>> begin Data to use

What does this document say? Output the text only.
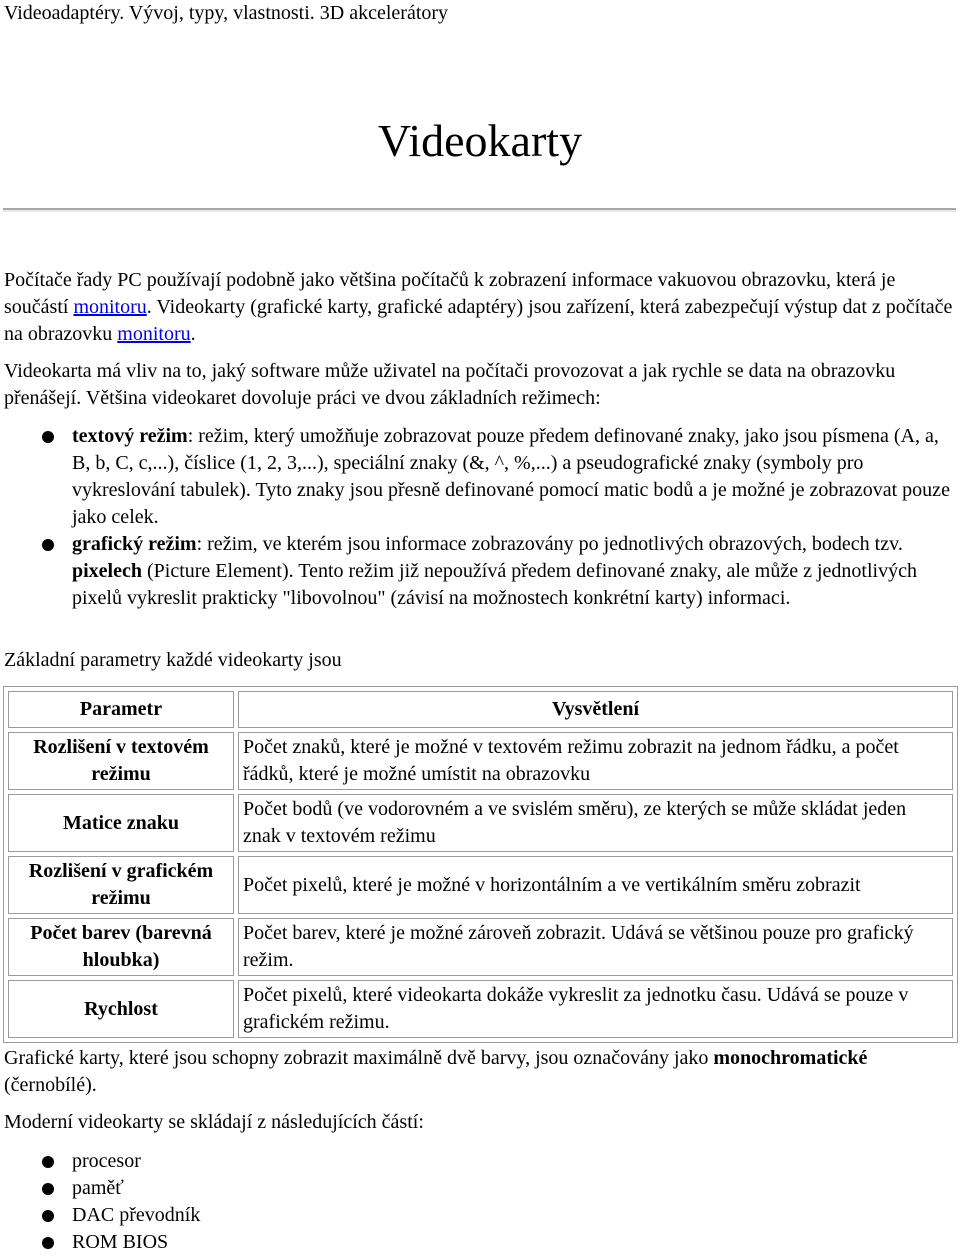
Videoadaptéry. Vývoj, typy, vlastnosti. 3D akcelerátory
Videokarty

Počítače řady PC používají podobně jako většina počítačů k zobrazení informace vakuovou obrazovku, která je součástí monitoru. Videokarty (grafické karty, grafické adaptéry) jsou zařízení, která zabezpečují výstup dat z počítače na obrazovku monitoru.

Videokarta má vliv na to, jaký software může uživatel na počítači provozovat a jak rychle se data na obrazovku přenášejí. Většina videokaret dovoluje práci ve dvou základních režimech:

textový režim: režim, který umožňuje zobrazovat pouze předem definované znaky, jako jsou písmena (A, a, B, b, C, c,...), číslice (1, 2, 3,...), speciální znaky (&, ^, %,...) a pseudografické znaky (symboly pro vykreslování tabulek). Tyto znaky jsou přesně definované pomocí matic bodů a je možné je zobrazovat pouze jako celek.
grafický režim: režim, ve kterém jsou informace zobrazovány po jednotlivých obrazových, bodech tzv. pixelech (Picture Element). Tento režim již nepoužívá předem definované znaky, ale může z jednotlivých pixelů vykreslit prakticky "libovolnou" (závisí na možnostech konkrétní karty) informaci.

Základní parametry každé videokarty jsou

Parametr	Vysvětlení
Rozlišení v textovém režimu	Počet znaků, které je možné v textovém režimu zobrazit na jednom řádku, a počet řádků, které je možné umístit na obrazovku
Matice znaku	Počet bodů (ve vodorovném a ve svislém směru), ze kterých se může skládat jeden znak v textovém režimu
Rozlišení v grafickém režimu	Počet pixelů, které je možné v horizontálním a ve vertikálním směru zobrazit
Počet barev (barevná hloubka)	Počet barev, které je možné zároveň zobrazit. Udává se většinou pouze pro grafický režim.
Rychlost	Počet pixelů, které videokarta dokáže vykreslit za jednotku času. Udává se pouze v grafickém režimu.

Grafické karty, které jsou schopny zobrazit maximálně dvě barvy, jsou označovány jako monochromatické (černobílé).

Moderní videokarty se skládají z následujících částí:

procesor
paměť
DAC převodník
ROM BIOS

>> end Data to use

The task: Return every line of the records exactly as given, pictures excluded.

Task result:
What does this document say? Output the text only.
Videoadaptéry. Vývoj, typy, vlastnosti. 3D akcelerátory
Videokarty

Počítače řady PC používají podobně jako většina počítačů k zobrazení informace vakuovou obrazovku, která je součástí monitoru. Videokarty (grafické karty, grafické adaptéry) jsou zařízení, která zabezpečují výstup dat z počítače na obrazovku monitoru.

Videokarta má vliv na to, jaký software může uživatel na počítači provozovat a jak rychle se data na obrazovku přenášejí. Většina videokaret dovoluje práci ve dvou základních režimech:

textový režim: režim, který umožňuje zobrazovat pouze předem definované znaky, jako jsou písmena (A, a, B, b, C, c,...), číslice (1, 2, 3,...), speciální znaky (&, ^, %,...) a pseudografické znaky (symboly pro vykreslování tabulek). Tyto znaky jsou přesně definované pomocí matic bodů a je možné je zobrazovat pouze jako celek.
grafický režim: režim, ve kterém jsou informace zobrazovány po jednotlivých obrazových, bodech tzv. pixelech (Picture Element). Tento režim již nepoužívá předem definované znaky, ale může z jednotlivých pixelů vykreslit prakticky "libovolnou" (závisí na možnostech konkrétní karty) informaci.

Základní parametry každé videokarty jsou

Parametr	Vysvětlení
Rozlišení v textovém režimu	Počet znaků, které je možné v textovém režimu zobrazit na jednom řádku, a počet řádků, které je možné umístit na obrazovku
Matice znaku	Počet bodů (ve vodorovném a ve svislém směru), ze kterých se může skládat jeden znak v textovém režimu
Rozlišení v grafickém režimu	Počet pixelů, které je možné v horizontálním a ve vertikálním směru zobrazit
Počet barev (barevná hloubka)	Počet barev, které je možné zároveň zobrazit. Udává se většinou pouze pro grafický režim.
Rychlost	Počet pixelů, které videokarta dokáže vykreslit za jednotku času. Udává se pouze v grafickém režimu.

Grafické karty, které jsou schopny zobrazit maximálně dvě barvy, jsou označovány jako monochromatické (černobílé).

Moderní videokarty se skládají z následujících částí:

procesor
paměť
DAC převodník
ROM BIOS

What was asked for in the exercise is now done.